Dataset items
▶
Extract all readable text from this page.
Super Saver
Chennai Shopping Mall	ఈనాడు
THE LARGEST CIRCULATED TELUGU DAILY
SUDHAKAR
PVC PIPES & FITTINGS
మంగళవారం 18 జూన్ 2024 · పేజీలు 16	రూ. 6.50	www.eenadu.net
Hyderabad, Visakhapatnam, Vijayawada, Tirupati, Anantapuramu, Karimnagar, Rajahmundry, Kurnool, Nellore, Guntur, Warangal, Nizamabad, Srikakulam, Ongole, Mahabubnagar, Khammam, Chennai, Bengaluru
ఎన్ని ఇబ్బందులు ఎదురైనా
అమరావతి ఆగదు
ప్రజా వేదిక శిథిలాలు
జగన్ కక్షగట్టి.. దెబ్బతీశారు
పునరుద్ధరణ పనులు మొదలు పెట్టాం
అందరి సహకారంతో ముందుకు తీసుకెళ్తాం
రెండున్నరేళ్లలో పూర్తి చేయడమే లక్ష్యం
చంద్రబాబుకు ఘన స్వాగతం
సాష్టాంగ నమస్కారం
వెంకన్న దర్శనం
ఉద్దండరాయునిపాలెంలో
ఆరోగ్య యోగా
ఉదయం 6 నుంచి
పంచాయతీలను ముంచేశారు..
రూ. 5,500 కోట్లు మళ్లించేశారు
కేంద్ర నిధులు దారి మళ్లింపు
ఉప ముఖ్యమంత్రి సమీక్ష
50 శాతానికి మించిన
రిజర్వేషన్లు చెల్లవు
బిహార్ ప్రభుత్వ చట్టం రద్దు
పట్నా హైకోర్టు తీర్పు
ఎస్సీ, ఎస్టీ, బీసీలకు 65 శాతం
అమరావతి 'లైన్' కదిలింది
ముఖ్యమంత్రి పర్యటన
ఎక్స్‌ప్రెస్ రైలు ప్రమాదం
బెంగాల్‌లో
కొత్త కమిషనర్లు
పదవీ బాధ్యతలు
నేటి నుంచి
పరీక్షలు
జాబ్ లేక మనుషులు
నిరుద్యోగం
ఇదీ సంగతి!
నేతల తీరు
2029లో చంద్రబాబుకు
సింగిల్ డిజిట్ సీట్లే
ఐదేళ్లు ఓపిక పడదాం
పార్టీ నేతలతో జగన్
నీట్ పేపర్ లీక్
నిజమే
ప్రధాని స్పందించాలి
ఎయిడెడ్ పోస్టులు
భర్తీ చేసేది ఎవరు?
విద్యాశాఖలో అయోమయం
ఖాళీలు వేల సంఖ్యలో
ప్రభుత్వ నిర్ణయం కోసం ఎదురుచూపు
◀
Requirement
Would you give the material above again, complete and exact?

The answer
Extract all readable text from this page.
Super Saver
Chennai Shopping Mall	ఈనాడు
THE LARGEST CIRCULATED TELUGU DAILY
SUDHAKAR
PVC PIPES & FITTINGS
మంగళవారం 18 జూన్ 2024 · పేజీలు 16	రూ. 6.50	www.eenadu.net
Hyderabad, Visakhapatnam, Vijayawada, Tirupati, Anantapuramu, Karimnagar, Rajahmundry, Kurnool, Nellore, Guntur, Warangal, Nizamabad, Srikakulam, Ongole, Mahabubnagar, Khammam, Chennai, Bengaluru
ఎన్ని ఇబ్బందులు ఎదురైనా
అమరావతి ఆగదు
ప్రజా వేదిక శిథిలాలు
జగన్ కక్షగట్టి.. దెబ్బతీశారు
పునరుద్ధరణ పనులు మొదలు పెట్టాం
అందరి సహకారంతో ముందుకు తీసుకెళ్తాం
రెండున్నరేళ్లలో పూర్తి చేయడమే లక్ష్యం
చంద్రబాబుకు ఘన స్వాగతం
సాష్టాంగ నమస్కారం
వెంకన్న దర్శనం
ఉద్దండరాయునిపాలెంలో
ఆరోగ్య యోగా
ఉదయం 6 నుంచి
పంచాయతీలను ముంచేశారు..
రూ. 5,500 కోట్లు మళ్లించేశారు
కేంద్ర నిధులు దారి మళ్లింపు
ఉప ముఖ్యమంత్రి సమీక్ష
50 శాతానికి మించిన
రిజర్వేషన్లు చెల్లవు
బిహార్ ప్రభుత్వ చట్టం రద్దు
పట్నా హైకోర్టు తీర్పు
ఎస్సీ, ఎస్టీ, బీసీలకు 65 శాతం
అమరావతి 'లైన్' కదిలింది
ముఖ్యమంత్రి పర్యటన
ఎక్స్‌ప్రెస్ రైలు ప్రమాదం
బెంగాల్‌లో
కొత్త కమిషనర్లు
పదవీ బాధ్యతలు
నేటి నుంచి
పరీక్షలు
జాబ్ లేక మనుషులు
నిరుద్యోగం
ఇదీ సంగతి!
నేతల తీరు
2029లో చంద్రబాబుకు
సింగిల్ డిజిట్ సీట్లే
ఐదేళ్లు ఓపిక పడదాం
పార్టీ నేతలతో జగన్
నీట్ పేపర్ లీక్
నిజమే
ప్రధాని స్పందించాలి
ఎయిడెడ్ పోస్టులు
భర్తీ చేసేది ఎవరు?
విద్యాశాఖలో అయోమయం
ఖాళీలు వేల సంఖ్యలో
ప్రభుత్వ నిర్ణయం కోసం ఎదురుచూపు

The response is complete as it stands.